Start of Supplied information

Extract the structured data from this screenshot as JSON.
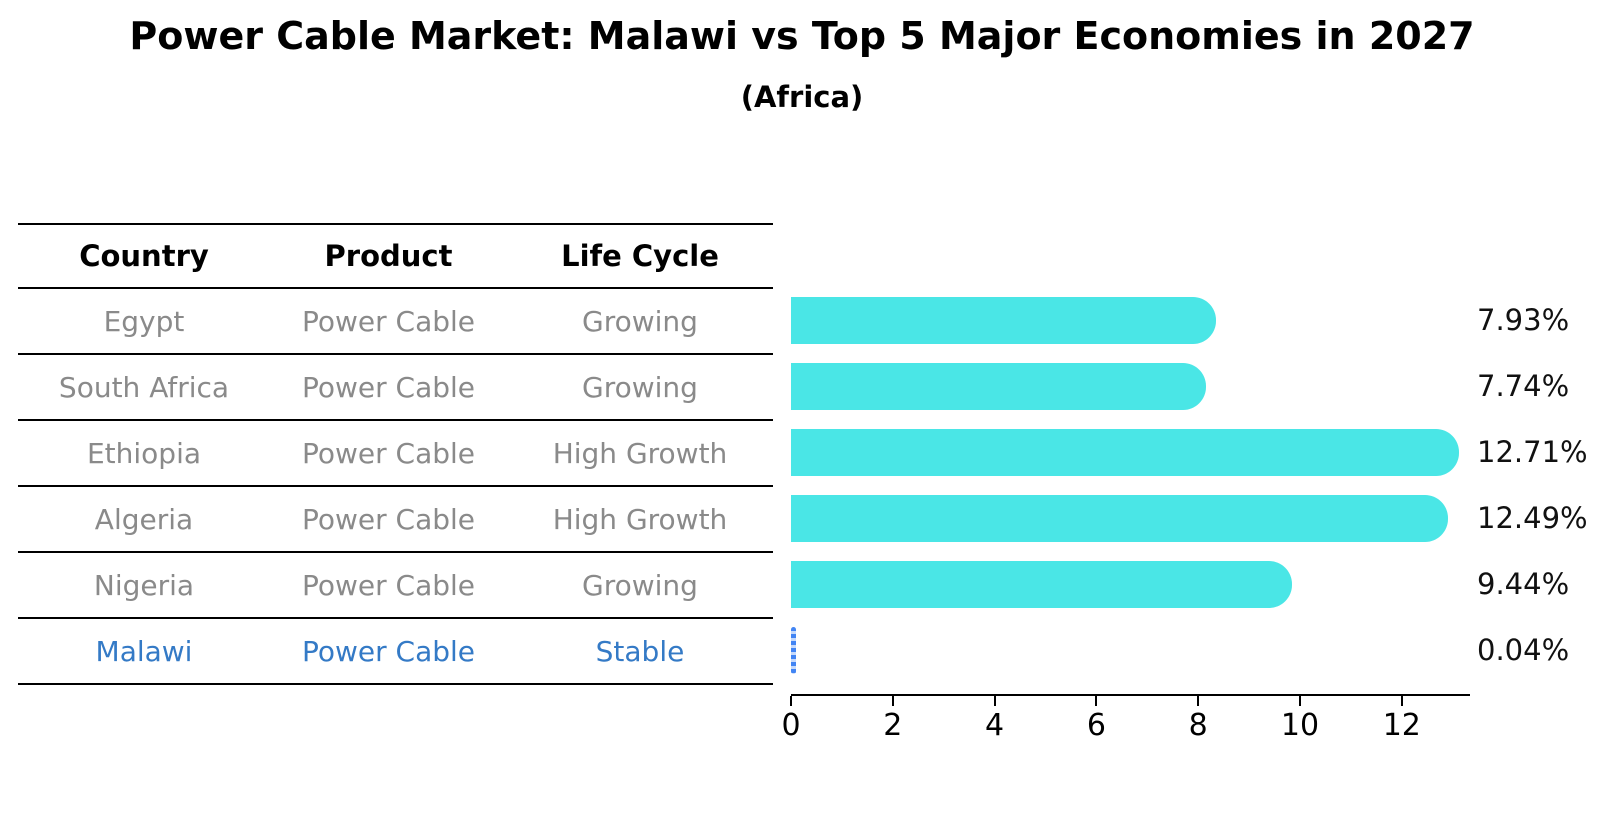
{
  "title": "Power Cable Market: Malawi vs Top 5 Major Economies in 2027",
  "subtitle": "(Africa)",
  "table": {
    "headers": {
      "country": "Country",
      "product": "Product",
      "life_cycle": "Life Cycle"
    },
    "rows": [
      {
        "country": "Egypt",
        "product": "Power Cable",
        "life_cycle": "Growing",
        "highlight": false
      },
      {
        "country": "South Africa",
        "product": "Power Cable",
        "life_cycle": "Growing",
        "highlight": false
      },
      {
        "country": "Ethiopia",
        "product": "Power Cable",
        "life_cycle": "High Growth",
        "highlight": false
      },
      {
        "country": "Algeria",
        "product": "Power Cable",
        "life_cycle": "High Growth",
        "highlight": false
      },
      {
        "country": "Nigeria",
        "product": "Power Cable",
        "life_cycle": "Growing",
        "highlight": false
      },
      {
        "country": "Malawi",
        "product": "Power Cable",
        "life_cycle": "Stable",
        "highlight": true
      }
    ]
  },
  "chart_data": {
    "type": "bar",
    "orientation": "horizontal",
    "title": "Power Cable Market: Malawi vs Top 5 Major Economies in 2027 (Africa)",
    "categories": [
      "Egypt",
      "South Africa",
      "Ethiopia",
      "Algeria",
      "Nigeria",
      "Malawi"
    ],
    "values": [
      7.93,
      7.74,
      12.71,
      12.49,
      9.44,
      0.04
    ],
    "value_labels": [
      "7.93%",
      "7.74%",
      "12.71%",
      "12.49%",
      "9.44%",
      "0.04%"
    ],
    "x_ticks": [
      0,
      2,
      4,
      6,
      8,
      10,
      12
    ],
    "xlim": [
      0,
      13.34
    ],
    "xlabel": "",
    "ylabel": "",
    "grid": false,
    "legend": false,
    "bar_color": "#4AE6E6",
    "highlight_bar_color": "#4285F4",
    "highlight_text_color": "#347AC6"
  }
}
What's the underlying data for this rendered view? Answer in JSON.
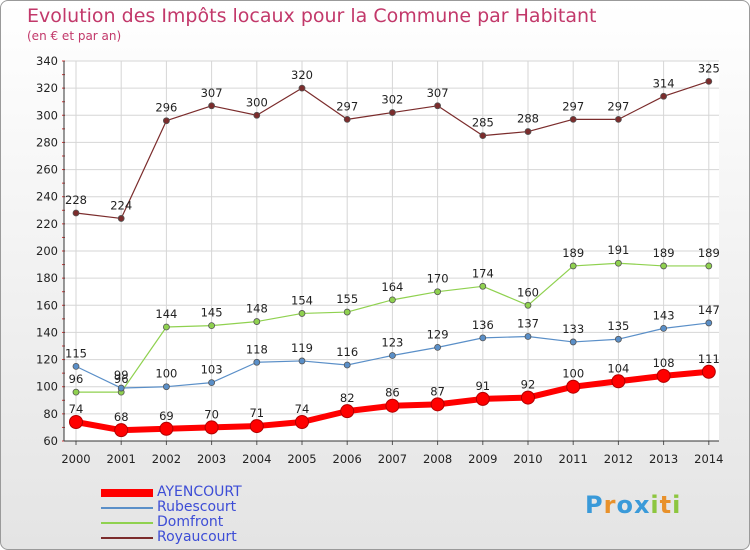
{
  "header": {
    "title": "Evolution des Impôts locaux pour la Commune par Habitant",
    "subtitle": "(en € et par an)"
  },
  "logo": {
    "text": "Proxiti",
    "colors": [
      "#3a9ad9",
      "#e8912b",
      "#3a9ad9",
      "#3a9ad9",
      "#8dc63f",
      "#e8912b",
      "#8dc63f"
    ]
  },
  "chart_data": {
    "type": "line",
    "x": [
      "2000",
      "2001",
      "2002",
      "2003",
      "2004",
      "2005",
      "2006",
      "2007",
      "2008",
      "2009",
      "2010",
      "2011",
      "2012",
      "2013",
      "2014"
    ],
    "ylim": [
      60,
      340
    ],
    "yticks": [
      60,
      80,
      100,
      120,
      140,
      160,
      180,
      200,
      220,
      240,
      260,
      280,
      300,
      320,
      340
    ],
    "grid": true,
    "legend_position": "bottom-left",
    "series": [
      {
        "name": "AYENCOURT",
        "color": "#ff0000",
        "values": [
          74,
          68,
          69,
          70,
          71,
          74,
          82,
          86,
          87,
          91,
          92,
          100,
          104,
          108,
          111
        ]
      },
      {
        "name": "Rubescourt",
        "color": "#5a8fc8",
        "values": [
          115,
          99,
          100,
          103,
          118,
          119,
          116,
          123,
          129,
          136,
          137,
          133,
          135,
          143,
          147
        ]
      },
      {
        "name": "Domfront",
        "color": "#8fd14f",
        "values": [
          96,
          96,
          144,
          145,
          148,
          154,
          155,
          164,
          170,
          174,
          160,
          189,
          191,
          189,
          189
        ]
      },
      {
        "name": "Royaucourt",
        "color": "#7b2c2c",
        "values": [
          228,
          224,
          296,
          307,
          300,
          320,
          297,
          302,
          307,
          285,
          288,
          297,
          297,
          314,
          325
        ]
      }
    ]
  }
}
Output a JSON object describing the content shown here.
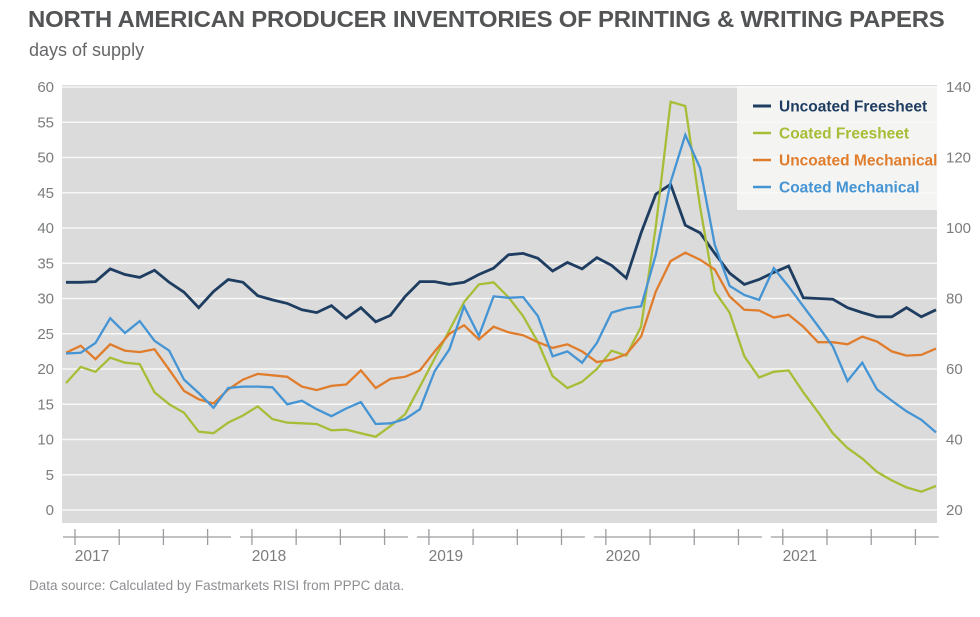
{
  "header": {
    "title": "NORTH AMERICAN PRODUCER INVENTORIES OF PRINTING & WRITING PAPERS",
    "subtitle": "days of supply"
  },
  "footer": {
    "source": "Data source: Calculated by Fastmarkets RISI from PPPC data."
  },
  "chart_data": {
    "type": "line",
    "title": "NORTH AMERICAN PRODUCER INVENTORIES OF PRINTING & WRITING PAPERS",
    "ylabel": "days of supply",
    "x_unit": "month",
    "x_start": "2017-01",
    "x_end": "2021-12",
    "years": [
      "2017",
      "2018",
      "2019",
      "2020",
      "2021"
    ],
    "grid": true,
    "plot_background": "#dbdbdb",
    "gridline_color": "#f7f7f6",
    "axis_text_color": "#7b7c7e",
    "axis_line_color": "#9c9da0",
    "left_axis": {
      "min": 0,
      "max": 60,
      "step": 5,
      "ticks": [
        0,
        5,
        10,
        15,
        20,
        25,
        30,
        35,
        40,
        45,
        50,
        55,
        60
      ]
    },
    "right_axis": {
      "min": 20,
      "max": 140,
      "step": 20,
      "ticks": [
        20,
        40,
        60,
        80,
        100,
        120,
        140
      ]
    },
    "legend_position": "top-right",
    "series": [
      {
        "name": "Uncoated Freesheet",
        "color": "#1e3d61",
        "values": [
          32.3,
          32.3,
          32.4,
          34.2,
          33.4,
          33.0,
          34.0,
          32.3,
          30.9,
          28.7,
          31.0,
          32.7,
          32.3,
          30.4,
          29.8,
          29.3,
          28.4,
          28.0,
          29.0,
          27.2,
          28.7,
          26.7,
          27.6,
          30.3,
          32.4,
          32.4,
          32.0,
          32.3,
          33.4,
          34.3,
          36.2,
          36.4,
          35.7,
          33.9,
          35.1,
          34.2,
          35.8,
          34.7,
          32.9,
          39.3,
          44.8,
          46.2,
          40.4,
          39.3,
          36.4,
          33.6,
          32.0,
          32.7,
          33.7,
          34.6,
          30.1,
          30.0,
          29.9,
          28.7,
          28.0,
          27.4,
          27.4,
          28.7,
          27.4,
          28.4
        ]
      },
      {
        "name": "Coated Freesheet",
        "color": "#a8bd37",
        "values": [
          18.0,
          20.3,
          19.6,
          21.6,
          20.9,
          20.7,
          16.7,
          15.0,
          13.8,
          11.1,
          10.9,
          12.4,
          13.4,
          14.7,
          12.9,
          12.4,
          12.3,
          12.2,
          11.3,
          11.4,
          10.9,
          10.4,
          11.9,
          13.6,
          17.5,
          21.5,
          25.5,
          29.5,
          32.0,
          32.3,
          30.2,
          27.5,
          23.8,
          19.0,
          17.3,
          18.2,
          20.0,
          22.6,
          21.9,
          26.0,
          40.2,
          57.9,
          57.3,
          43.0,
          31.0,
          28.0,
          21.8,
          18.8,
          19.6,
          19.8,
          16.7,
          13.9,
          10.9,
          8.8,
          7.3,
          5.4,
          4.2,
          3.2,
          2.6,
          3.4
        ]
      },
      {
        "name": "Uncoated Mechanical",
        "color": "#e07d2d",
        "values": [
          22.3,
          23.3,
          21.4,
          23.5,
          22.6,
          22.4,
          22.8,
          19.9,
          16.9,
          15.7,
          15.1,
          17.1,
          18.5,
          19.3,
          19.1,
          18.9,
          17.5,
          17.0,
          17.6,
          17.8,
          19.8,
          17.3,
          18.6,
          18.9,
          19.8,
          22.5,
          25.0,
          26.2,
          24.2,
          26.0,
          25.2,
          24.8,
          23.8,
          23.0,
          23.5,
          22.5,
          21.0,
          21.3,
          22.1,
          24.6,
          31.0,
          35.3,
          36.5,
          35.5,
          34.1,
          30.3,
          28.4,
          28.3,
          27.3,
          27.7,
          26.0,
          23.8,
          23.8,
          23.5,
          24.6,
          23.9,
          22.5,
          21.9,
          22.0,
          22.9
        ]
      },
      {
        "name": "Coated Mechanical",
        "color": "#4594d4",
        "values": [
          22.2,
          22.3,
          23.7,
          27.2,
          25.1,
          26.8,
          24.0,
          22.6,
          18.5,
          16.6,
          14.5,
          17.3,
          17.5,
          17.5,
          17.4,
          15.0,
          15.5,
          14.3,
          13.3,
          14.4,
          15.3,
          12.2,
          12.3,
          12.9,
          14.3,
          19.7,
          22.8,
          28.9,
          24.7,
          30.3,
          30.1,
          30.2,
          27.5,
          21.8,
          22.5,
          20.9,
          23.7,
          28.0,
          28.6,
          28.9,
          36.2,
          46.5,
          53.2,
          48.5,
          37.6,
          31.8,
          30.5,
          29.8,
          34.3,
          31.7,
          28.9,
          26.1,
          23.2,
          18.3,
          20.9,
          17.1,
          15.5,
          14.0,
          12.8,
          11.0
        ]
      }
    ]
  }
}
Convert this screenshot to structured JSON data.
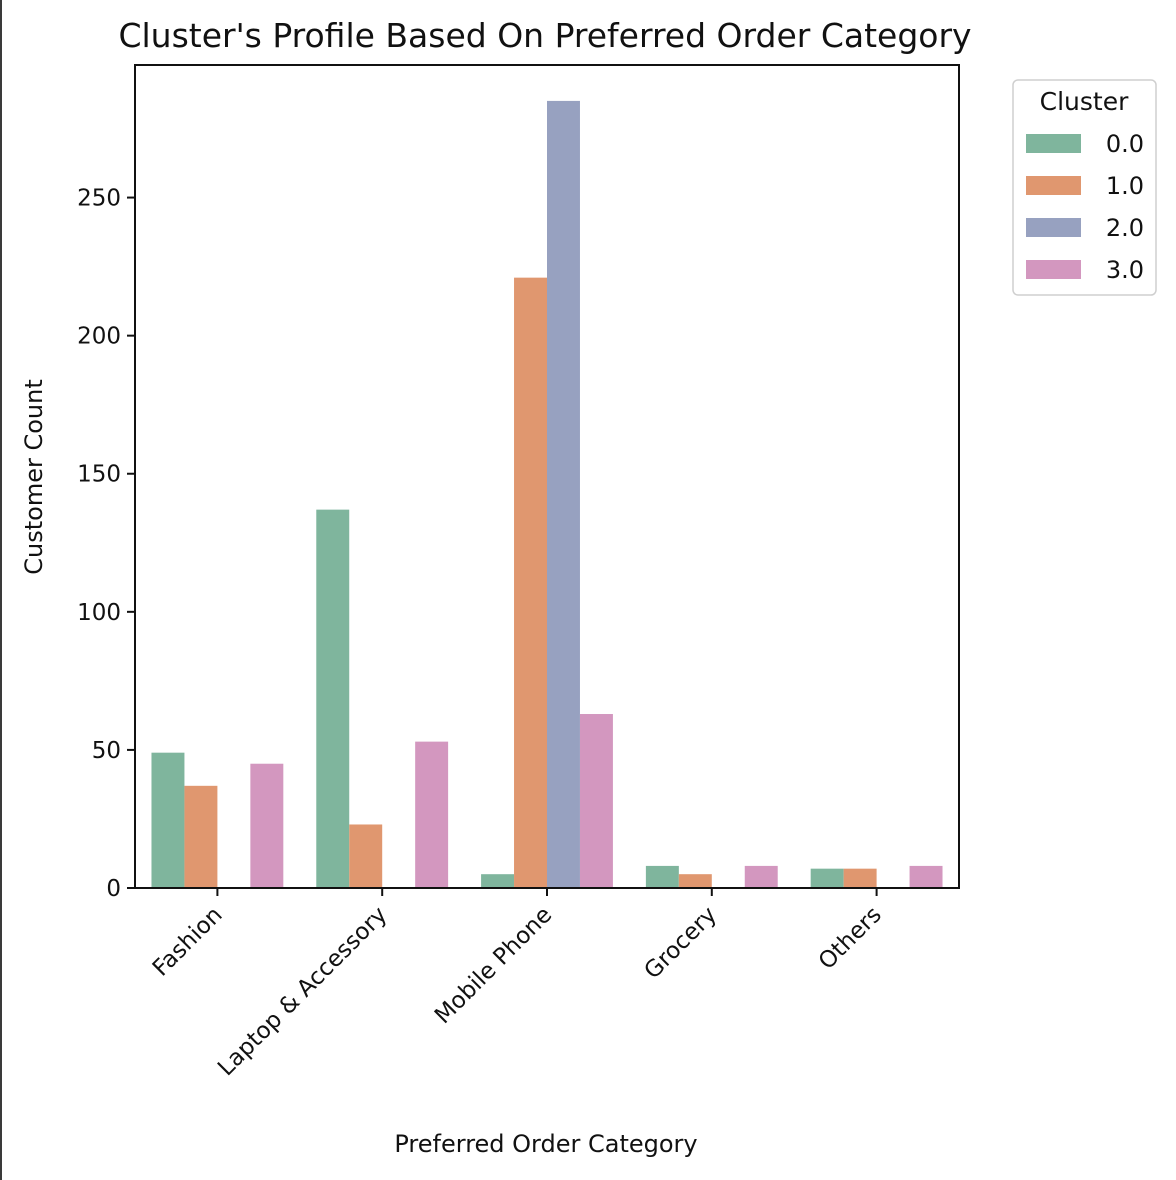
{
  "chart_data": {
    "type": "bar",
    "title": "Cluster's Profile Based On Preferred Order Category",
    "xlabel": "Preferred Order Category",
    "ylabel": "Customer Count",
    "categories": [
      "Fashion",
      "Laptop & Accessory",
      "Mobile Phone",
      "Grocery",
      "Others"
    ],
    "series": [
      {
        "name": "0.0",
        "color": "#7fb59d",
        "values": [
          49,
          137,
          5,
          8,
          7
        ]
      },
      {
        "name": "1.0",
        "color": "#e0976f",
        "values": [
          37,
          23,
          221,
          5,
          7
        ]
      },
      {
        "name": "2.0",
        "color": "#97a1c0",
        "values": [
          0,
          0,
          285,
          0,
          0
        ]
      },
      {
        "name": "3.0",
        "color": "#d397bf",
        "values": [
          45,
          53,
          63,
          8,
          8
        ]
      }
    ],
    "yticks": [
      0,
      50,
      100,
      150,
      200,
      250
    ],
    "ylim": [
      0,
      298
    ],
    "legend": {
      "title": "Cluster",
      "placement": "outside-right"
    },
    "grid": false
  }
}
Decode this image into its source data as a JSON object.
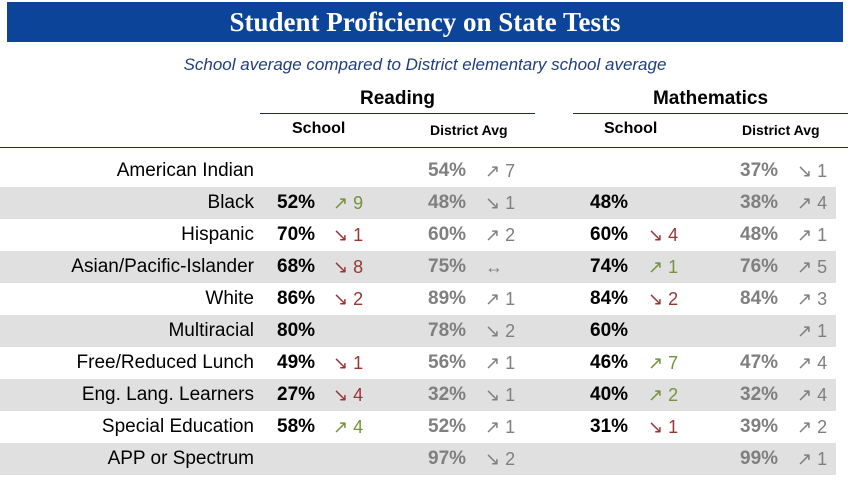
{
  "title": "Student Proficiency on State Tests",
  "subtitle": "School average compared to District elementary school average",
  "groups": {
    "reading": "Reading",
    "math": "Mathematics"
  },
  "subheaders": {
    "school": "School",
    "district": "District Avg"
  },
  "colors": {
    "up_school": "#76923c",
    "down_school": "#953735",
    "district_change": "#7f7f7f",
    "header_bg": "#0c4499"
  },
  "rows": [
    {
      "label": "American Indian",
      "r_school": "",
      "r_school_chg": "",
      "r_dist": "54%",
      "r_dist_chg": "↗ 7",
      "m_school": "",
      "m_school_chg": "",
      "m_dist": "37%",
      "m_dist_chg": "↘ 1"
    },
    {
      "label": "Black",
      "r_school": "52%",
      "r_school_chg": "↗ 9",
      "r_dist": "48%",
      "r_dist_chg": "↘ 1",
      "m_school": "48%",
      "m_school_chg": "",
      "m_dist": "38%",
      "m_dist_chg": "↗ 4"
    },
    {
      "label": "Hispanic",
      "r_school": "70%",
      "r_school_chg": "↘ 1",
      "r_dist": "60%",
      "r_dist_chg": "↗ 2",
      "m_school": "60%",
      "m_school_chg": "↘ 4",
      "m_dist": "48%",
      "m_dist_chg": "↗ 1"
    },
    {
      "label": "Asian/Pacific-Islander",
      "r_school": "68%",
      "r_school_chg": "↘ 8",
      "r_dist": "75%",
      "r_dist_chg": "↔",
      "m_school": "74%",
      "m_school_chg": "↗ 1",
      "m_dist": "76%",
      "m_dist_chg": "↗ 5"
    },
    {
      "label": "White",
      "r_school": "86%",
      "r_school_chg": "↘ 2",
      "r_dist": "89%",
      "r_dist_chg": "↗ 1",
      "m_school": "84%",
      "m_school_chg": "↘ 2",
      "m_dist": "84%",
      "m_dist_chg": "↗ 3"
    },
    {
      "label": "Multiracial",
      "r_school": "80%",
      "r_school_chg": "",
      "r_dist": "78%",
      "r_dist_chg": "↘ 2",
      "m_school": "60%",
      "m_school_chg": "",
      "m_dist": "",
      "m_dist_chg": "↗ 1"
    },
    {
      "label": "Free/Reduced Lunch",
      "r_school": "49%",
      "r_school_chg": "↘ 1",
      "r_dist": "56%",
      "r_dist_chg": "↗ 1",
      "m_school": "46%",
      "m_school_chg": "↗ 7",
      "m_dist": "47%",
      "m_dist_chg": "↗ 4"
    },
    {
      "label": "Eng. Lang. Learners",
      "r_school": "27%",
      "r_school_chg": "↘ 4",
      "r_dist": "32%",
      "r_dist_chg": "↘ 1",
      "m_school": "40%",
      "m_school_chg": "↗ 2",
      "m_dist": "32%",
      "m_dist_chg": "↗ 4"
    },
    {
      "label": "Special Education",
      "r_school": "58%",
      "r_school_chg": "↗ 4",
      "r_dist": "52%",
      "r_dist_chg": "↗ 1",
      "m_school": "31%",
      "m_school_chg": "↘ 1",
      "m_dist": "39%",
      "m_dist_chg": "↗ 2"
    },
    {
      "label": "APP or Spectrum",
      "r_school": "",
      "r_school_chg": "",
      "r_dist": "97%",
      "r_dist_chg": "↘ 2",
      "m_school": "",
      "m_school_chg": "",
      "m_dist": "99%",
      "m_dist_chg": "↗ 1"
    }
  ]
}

End of Supplied information

### Directive
In the entries above, find lines with "Africa" and copy each.

### The result
  "subtitle": "(Africa)",
        "country": "South Africa",
    "title": "Power Cable Market: Malawi vs Top 5 Major Economies in 2027 (Africa)",
      "South Africa",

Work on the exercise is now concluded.